Task requirements
Find the word "Stärke" in the records below. List each line containing it.

:: Data in this exercise ::

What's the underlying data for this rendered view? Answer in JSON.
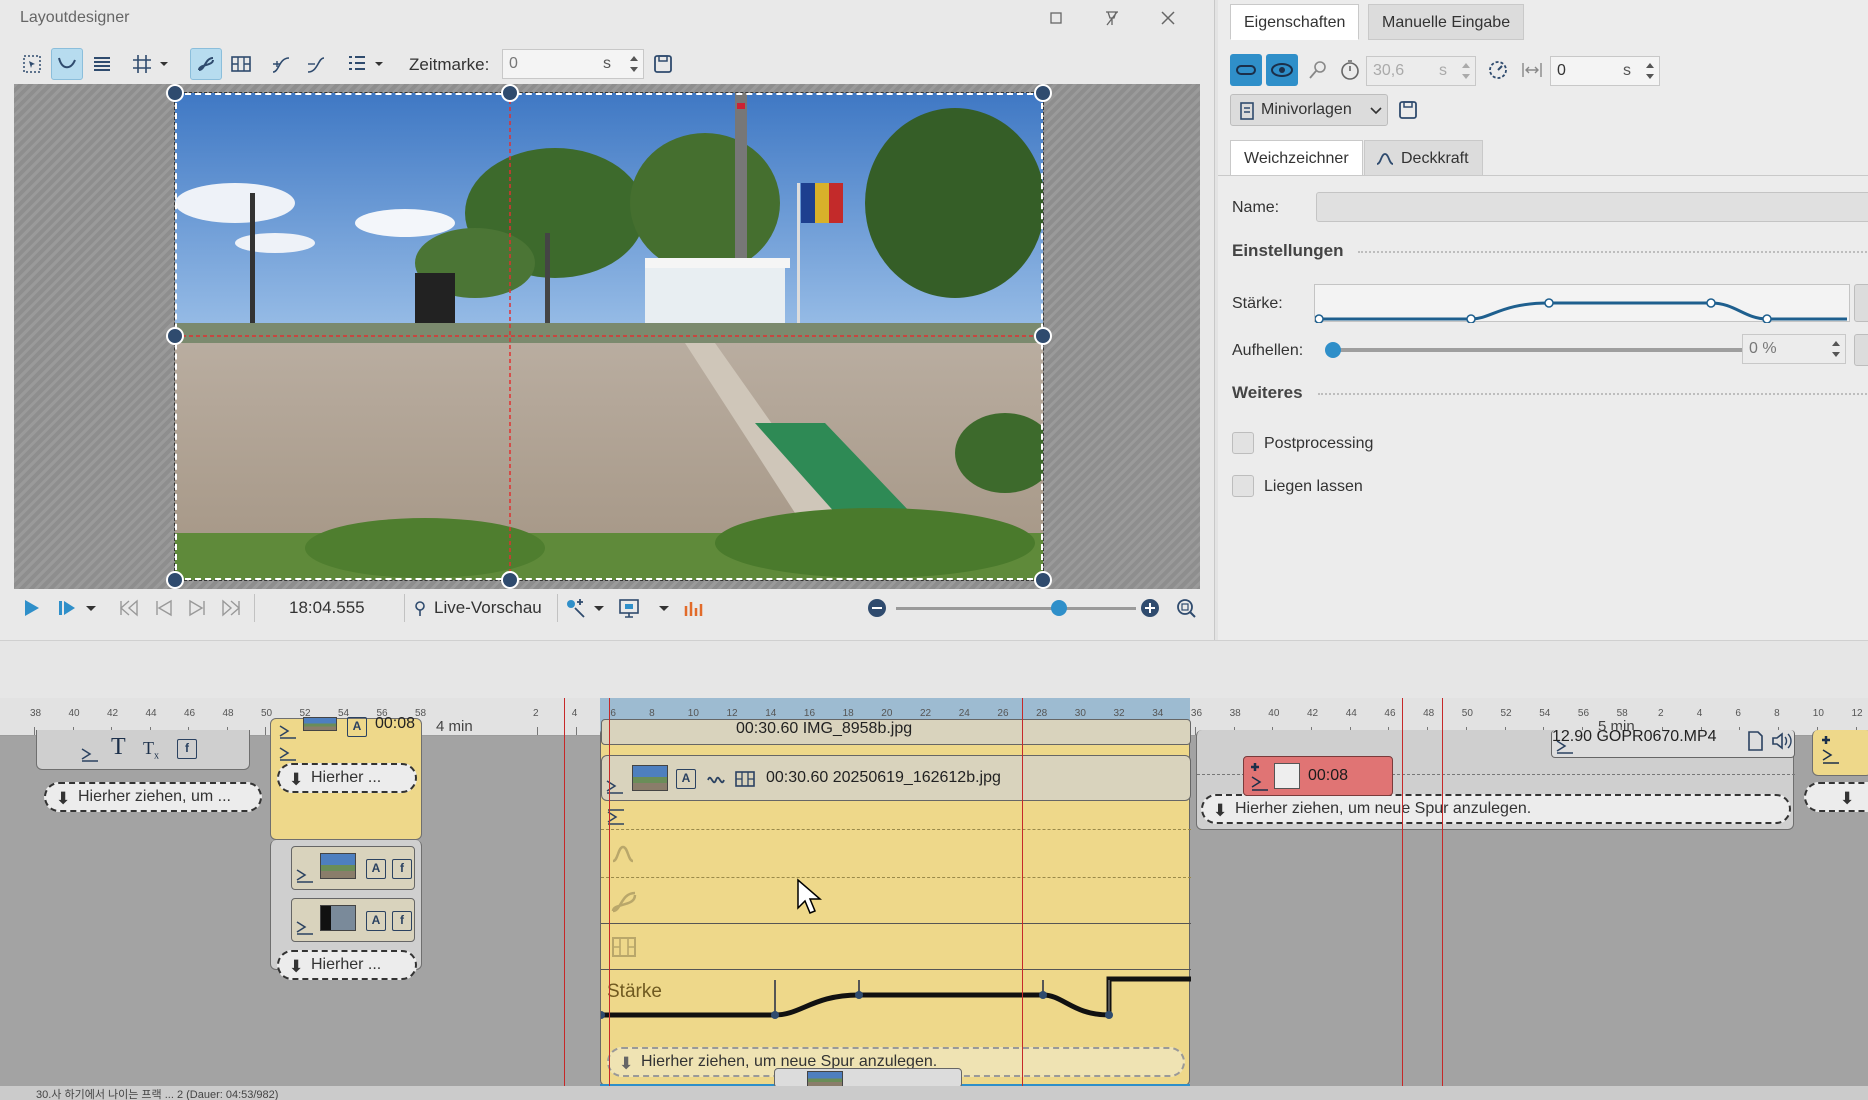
{
  "layout_window": {
    "title": "Layoutdesigner",
    "toolbar": {
      "zeitmarke_label": "Zeitmarke:",
      "zeitmarke_value": "0",
      "zeitmarke_unit": "s"
    },
    "playback": {
      "time": "18:04.555",
      "live_preview_label": "Live-Vorschau",
      "zoom_level": 0.68
    }
  },
  "properties": {
    "tabs": [
      "Eigenschaften",
      "Manuelle Eingabe"
    ],
    "active_tab": "Eigenschaften",
    "duration_value": "30,6",
    "duration_unit": "s",
    "offset_value": "0",
    "offset_unit": "s",
    "minivorlagen_label": "Minivorlagen",
    "effect_tabs": [
      "Weichzeichner",
      "Deckkraft"
    ],
    "name_label": "Name:",
    "name_value": "",
    "einstellungen_title": "Einstellungen",
    "staerke_label": "Stärke:",
    "aufhellen_label": "Aufhellen:",
    "aufhellen_value": "0 %",
    "weiteres_title": "Weiteres",
    "postprocessing_label": "Postprocessing",
    "liegen_lassen_label": "Liegen lassen"
  },
  "timeline": {
    "ruler_left": [
      "38",
      "40",
      "42",
      "44",
      "46",
      "48",
      "50",
      "52",
      "54",
      "56",
      "58"
    ],
    "ruler_mid1": [
      "2",
      "4",
      "6",
      "8",
      "10",
      "12",
      "14",
      "16",
      "18",
      "20",
      "22",
      "24",
      "26",
      "28",
      "30",
      "32",
      "34",
      "36",
      "38",
      "40",
      "42",
      "44",
      "46",
      "48",
      "50",
      "52",
      "54",
      "56",
      "58"
    ],
    "ruler_right": [
      "2",
      "4",
      "6",
      "8",
      "10",
      "12"
    ],
    "minute_labels": [
      "4 min",
      "5 min"
    ],
    "clip_above": "00:30.60 IMG_8958b.jpg",
    "clip_main": "00:30.60 20250619_162612b.jpg",
    "clip_left_top": "00:08",
    "gopro_clip": "12.90 GOPR0670.MP4",
    "red_clip_time": "00:08",
    "drop_short": "Hierher ziehen, um ...",
    "drop_very_short": "Hierher ...",
    "drop_full": "Hierher ziehen, um neue Spur anzulegen.",
    "staerke_track_label": "Stärke",
    "status_text": "30.사 하기에서 나이는 프랙 ... 2 (Dauer: 04:53/982)"
  }
}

:::

Solution below
    "staerke_label": "Stärke:",
    "staerke_track_label": "Stärke",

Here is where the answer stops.